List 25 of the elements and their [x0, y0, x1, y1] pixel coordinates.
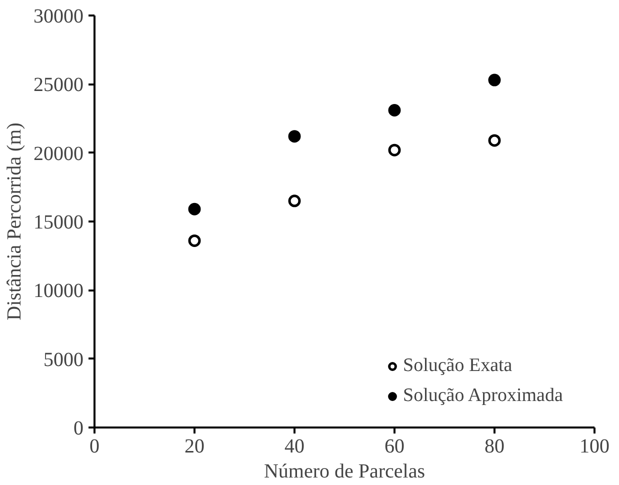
y-axis-title: Distância Percorrida (m) — [4, 122, 26, 320]
y-tick-label: 20000 — [34, 142, 84, 165]
x-tick-label: 20 — [184, 436, 204, 458]
point — [288, 194, 301, 208]
y-tick-label: 10000 — [34, 280, 84, 302]
point — [188, 202, 201, 216]
point — [288, 130, 301, 143]
point — [488, 74, 501, 86]
point — [388, 104, 401, 116]
x-tick-label: 100 — [580, 436, 610, 458]
x-tick-label: 0 — [90, 436, 100, 458]
legend-label: Solução Aproximada — [403, 385, 563, 407]
y-tick-label: 5000 — [44, 348, 84, 371]
y-tick-label: 30000 — [34, 6, 84, 28]
legend-label: Solução Exata — [403, 355, 512, 377]
x-tick-label: 80 — [484, 436, 504, 458]
y-tick-label: 0 — [74, 418, 84, 440]
x-axis-title: Número de Parcelas — [264, 460, 426, 482]
point — [388, 144, 401, 156]
x-tick-label: 40 — [284, 436, 304, 458]
y-tick-label: 15000 — [34, 212, 84, 234]
point — [488, 134, 501, 147]
y-tick-label: 25000 — [34, 74, 84, 96]
x-tick-label: 60 — [384, 436, 404, 458]
point — [188, 234, 201, 247]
* * *
Could you write out the lines above unchanged, from the line with "y-axis-title: Distância Percorrida" up to and including the line with "x-tick-label: 100 — [580, 436, 610, 458]"?

FINISHED EXERCISE:
y-axis-title: Distância Percorrida (m) — [4, 122, 26, 320]
y-tick-label: 20000 — [34, 142, 84, 165]
x-tick-label: 20 — [184, 436, 204, 458]
point — [288, 194, 301, 208]
y-tick-label: 10000 — [34, 280, 84, 302]
point — [188, 202, 201, 216]
point — [288, 130, 301, 143]
point — [488, 74, 501, 86]
point — [388, 104, 401, 116]
x-tick-label: 100 — [580, 436, 610, 458]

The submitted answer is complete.